Stated task: Write out all of the entries exactly as given.

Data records

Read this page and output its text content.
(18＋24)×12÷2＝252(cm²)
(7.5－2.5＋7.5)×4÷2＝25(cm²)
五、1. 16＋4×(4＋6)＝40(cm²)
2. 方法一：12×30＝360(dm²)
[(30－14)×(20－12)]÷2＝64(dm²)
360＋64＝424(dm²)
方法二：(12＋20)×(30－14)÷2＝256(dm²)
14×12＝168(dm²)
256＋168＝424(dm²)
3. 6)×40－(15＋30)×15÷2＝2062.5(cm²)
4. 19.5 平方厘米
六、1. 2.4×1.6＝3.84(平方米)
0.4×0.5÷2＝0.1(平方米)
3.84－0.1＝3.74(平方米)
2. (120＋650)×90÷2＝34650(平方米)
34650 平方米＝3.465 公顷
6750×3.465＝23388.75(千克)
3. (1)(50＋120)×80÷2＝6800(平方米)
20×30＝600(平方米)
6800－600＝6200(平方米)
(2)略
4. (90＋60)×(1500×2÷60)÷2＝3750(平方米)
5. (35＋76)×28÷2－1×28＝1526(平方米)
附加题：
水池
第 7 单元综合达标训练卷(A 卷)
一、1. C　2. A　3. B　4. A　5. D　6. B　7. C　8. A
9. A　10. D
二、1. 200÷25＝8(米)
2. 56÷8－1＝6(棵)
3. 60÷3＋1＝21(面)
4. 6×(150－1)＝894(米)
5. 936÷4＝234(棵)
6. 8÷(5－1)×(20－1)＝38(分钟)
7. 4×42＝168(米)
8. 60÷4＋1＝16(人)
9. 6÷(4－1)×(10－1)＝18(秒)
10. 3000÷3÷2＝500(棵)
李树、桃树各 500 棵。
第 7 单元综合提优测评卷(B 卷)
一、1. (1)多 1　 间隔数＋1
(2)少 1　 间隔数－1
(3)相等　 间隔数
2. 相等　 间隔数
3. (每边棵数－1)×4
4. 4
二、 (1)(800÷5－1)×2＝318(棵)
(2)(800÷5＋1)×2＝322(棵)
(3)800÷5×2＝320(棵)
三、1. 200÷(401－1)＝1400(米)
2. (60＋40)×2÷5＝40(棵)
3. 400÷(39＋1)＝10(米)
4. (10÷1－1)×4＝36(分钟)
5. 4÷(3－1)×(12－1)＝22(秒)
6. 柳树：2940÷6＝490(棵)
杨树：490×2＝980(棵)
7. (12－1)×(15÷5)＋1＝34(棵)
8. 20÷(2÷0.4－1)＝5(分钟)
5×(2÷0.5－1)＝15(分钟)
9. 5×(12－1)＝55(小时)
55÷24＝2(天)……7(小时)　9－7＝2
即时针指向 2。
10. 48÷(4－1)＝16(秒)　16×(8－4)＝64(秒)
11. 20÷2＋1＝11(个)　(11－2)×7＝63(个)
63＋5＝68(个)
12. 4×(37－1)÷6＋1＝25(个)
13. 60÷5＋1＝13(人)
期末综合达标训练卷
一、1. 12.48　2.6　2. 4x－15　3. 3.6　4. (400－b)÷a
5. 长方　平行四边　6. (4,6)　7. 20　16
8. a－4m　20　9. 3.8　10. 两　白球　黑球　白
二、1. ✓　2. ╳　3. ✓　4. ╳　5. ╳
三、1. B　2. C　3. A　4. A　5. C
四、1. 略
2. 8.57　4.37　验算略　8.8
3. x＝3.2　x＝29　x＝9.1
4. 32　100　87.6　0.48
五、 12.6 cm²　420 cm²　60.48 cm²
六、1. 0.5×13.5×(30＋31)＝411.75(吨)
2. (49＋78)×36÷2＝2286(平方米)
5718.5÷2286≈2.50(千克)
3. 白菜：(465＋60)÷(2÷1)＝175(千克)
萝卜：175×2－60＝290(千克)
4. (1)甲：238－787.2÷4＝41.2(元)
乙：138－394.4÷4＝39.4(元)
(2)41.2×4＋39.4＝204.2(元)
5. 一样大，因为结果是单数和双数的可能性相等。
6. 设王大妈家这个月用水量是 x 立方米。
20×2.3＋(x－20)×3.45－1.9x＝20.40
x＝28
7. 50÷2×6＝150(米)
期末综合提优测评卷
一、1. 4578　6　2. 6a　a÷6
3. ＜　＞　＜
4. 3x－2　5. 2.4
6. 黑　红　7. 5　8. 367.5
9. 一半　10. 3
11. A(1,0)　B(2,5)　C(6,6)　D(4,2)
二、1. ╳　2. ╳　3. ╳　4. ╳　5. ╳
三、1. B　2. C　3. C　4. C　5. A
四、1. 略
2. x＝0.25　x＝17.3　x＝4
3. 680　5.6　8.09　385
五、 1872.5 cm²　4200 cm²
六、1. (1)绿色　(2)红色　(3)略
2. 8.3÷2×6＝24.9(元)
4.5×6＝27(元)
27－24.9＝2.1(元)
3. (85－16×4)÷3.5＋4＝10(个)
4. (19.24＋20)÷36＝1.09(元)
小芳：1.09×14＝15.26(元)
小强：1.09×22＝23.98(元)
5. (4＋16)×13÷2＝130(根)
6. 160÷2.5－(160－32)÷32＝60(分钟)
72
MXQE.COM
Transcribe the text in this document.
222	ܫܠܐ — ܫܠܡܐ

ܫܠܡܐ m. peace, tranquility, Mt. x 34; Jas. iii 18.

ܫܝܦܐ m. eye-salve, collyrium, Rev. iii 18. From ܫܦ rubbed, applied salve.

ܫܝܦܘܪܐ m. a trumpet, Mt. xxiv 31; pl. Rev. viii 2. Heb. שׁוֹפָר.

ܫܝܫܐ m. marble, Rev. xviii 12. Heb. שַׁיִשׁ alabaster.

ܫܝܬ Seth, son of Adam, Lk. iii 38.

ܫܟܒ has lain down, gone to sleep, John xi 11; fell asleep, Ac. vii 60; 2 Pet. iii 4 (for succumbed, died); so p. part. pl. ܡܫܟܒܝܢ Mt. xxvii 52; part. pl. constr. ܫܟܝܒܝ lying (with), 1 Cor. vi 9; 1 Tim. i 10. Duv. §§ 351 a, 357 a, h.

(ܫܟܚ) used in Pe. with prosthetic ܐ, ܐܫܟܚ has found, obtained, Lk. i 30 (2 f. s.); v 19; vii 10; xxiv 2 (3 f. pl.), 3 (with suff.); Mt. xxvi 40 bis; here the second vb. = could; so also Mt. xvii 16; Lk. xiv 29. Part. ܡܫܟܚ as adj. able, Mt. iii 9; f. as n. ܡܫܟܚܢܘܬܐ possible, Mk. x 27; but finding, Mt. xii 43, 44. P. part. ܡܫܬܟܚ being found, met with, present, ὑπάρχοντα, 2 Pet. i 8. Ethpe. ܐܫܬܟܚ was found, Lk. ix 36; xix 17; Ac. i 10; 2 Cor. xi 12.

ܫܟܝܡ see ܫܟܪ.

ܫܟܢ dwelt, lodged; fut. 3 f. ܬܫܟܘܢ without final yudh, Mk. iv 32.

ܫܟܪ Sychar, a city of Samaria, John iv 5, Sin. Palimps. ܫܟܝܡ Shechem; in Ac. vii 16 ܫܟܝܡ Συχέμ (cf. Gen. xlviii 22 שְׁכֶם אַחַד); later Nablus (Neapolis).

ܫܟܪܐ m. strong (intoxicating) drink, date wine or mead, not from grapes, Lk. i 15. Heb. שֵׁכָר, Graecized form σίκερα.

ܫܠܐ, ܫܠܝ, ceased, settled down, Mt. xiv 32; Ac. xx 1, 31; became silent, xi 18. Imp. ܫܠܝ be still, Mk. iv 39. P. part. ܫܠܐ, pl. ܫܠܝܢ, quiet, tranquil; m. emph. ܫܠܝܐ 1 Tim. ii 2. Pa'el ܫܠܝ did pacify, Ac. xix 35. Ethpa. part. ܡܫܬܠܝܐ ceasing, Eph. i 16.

Response to this exercise:
Read this page and output its text content.
(18＋24)×12÷2＝252(cm²)
(7.5－2.5＋7.5)×4÷2＝25(cm²)
五、1. 16＋4×(4＋6)＝40(cm²)
2. 方法一：12×30＝360(dm²)
[(30－14)×(20－12)]÷2＝64(dm²)
360＋64＝424(dm²)
方法二：(12＋20)×(30－14)÷2＝256(dm²)
14×12＝168(dm²)
256＋168＝424(dm²)
3. 6)×40－(15＋30)×15÷2＝2062.5(cm²)
4. 19.5 平方厘米
六、1. 2.4×1.6＝3.84(平方米)
0.4×0.5÷2＝0.1(平方米)
3.84－0.1＝3.74(平方米)
2. (120＋650)×90÷2＝34650(平方米)
34650 平方米＝3.465 公顷
6750×3.465＝23388.75(千克)
3. (1)(50＋120)×80÷2＝6800(平方米)
20×30＝600(平方米)
6800－600＝6200(平方米)
(2)略
4. (90＋60)×(1500×2÷60)÷2＝3750(平方米)
5. (35＋76)×28÷2－1×28＝1526(平方米)
附加题：
水池
第 7 单元综合达标训练卷(A 卷)
一、1. C　2. A　3. B　4. A　5. D　6. B　7. C　8. A
9. A　10. D
二、1. 200÷25＝8(米)
2. 56÷8－1＝6(棵)
3. 60÷3＋1＝21(面)
4. 6×(150－1)＝894(米)
5. 936÷4＝234(棵)
6. 8÷(5－1)×(20－1)＝38(分钟)
7. 4×42＝168(米)
8. 60÷4＋1＝16(人)
9. 6÷(4－1)×(10－1)＝18(秒)
10. 3000÷3÷2＝500(棵)
李树、桃树各 500 棵。
第 7 单元综合提优测评卷(B 卷)
一、1. (1)多 1　 间隔数＋1
(2)少 1　 间隔数－1
(3)相等　 间隔数
2. 相等　 间隔数
3. (每边棵数－1)×4
4. 4
二、 (1)(800÷5－1)×2＝318(棵)
(2)(800÷5＋1)×2＝322(棵)
(3)800÷5×2＝320(棵)
三、1. 200÷(401－1)＝1400(米)
2. (60＋40)×2÷5＝40(棵)
3. 400÷(39＋1)＝10(米)
4. (10÷1－1)×4＝36(分钟)
5. 4÷(3－1)×(12－1)＝22(秒)
6. 柳树：2940÷6＝490(棵)
杨树：490×2＝980(棵)
7. (12－1)×(15÷5)＋1＝34(棵)
8. 20÷(2÷0.4－1)＝5(分钟)
5×(2÷0.5－1)＝15(分钟)
9. 5×(12－1)＝55(小时)
55÷24＝2(天)……7(小时)　9－7＝2
即时针指向 2。
10. 48÷(4－1)＝16(秒)　16×(8－4)＝64(秒)
11. 20÷2＋1＝11(个)　(11－2)×7＝63(个)
63＋5＝68(个)
12. 4×(37－1)÷6＋1＝25(个)
13. 60÷5＋1＝13(人)
期末综合达标训练卷
一、1. 12.48　2.6　2. 4x－15　3. 3.6　4. (400－b)÷a
5. 长方　平行四边　6. (4,6)　7. 20　16
8. a－4m　20　9. 3.8　10. 两　白球　黑球　白
二、1. ✓　2. ╳　3. ✓　4. ╳　5. ╳
三、1. B　2. C　3. A　4. A　5. C
四、1. 略
2. 8.57　4.37　验算略　8.8
3. x＝3.2　x＝29　x＝9.1
4. 32　100　87.6　0.48
五、 12.6 cm²　420 cm²　60.48 cm²
六、1. 0.5×13.5×(30＋31)＝411.75(吨)
2. (49＋78)×36÷2＝2286(平方米)
5718.5÷2286≈2.50(千克)
3. 白菜：(465＋60)÷(2÷1)＝175(千克)
萝卜：175×2－60＝290(千克)
4. (1)甲：238－787.2÷4＝41.2(元)
乙：138－394.4÷4＝39.4(元)
(2)41.2×4＋39.4＝204.2(元)
5. 一样大，因为结果是单数和双数的可能性相等。
6. 设王大妈家这个月用水量是 x 立方米。
20×2.3＋(x－20)×3.45－1.9x＝20.40
x＝28
7. 50÷2×6＝150(米)
期末综合提优测评卷
一、1. 4578　6　2. 6a　a÷6
3. ＜　＞　＜
4. 3x－2　5. 2.4
6. 黑　红　7. 5　8. 367.5
9. 一半　10. 3
11. A(1,0)　B(2,5)　C(6,6)　D(4,2)
二、1. ╳　2. ╳　3. ╳　4. ╳　5. ╳
三、1. B　2. C　3. C　4. C　5. A
四、1. 略
2. x＝0.25　x＝17.3　x＝4
3. 680　5.6　8.09　385
五、 1872.5 cm²　4200 cm²
六、1. (1)绿色　(2)红色　(3)略
2. 8.3÷2×6＝24.9(元)
4.5×6＝27(元)
27－24.9＝2.1(元)
3. (85－16×4)÷3.5＋4＝10(个)
4. (19.24＋20)÷36＝1.09(元)
小芳：1.09×14＝15.26(元)
小强：1.09×22＝23.98(元)
5. (4＋16)×13÷2＝130(根)
6. 160÷2.5－(160－32)÷32＝60(分钟)
72
MXQE.COM
Transcribe the text in this document.
222	ܫܠܐ — ܫܠܡܐ

ܫܠܡܐ m. peace, tranquility, Mt. x 34; Jas. iii 18.

ܫܝܦܐ m. eye-salve, collyrium, Rev. iii 18. From ܫܦ rubbed, applied salve.

ܫܝܦܘܪܐ m. a trumpet, Mt. xxiv 31; pl. Rev. viii 2. Heb. שׁוֹפָר.

ܫܝܫܐ m. marble, Rev. xviii 12. Heb. שַׁיִשׁ alabaster.

ܫܝܬ Seth, son of Adam, Lk. iii 38.

ܫܟܒ has lain down, gone to sleep, John xi 11; fell asleep, Ac. vii 60; 2 Pet. iii 4 (for succumbed, died); so p. part. pl. ܡܫܟܒܝܢ Mt. xxvii 52; part. pl. constr. ܫܟܝܒܝ lying (with), 1 Cor. vi 9; 1 Tim. i 10. Duv. §§ 351 a, 357 a, h.

(ܫܟܚ) used in Pe. with prosthetic ܐ, ܐܫܟܚ has found, obtained, Lk. i 30 (2 f. s.); v 19; vii 10; xxiv 2 (3 f. pl.), 3 (with suff.); Mt. xxvi 40 bis; here the second vb. = could; so also Mt. xvii 16; Lk. xiv 29. Part. ܡܫܟܚ as adj. able, Mt. iii 9; f. as n. ܡܫܟܚܢܘܬܐ possible, Mk. x 27; but finding, Mt. xii 43, 44. P. part. ܡܫܬܟܚ being found, met with, present, ὑπάρχοντα, 2 Pet. i 8. Ethpe. ܐܫܬܟܚ was found, Lk. ix 36; xix 17; Ac. i 10; 2 Cor. xi 12.

ܫܟܝܡ see ܫܟܪ.

ܫܟܢ dwelt, lodged; fut. 3 f. ܬܫܟܘܢ without final yudh, Mk. iv 32.

ܫܟܪ Sychar, a city of Samaria, John iv 5, Sin. Palimps. ܫܟܝܡ Shechem; in Ac. vii 16 ܫܟܝܡ Συχέμ (cf. Gen. xlviii 22 שְׁכֶם אַחַד); later Nablus (Neapolis).

ܫܟܪܐ m. strong (intoxicating) drink, date wine or mead, not from grapes, Lk. i 15. Heb. שֵׁכָר, Graecized form σίκερα.

ܫܠܐ, ܫܠܝ, ceased, settled down, Mt. xiv 32; Ac. xx 1, 31; became silent, xi 18. Imp. ܫܠܝ be still, Mk. iv 39. P. part. ܫܠܐ, pl. ܫܠܝܢ, quiet, tranquil; m. emph. ܫܠܝܐ 1 Tim. ii 2. Pa'el ܫܠܝ did pacify, Ac. xix 35. Ethpa. part. ܡܫܬܠܝܐ ceasing, Eph. i 16.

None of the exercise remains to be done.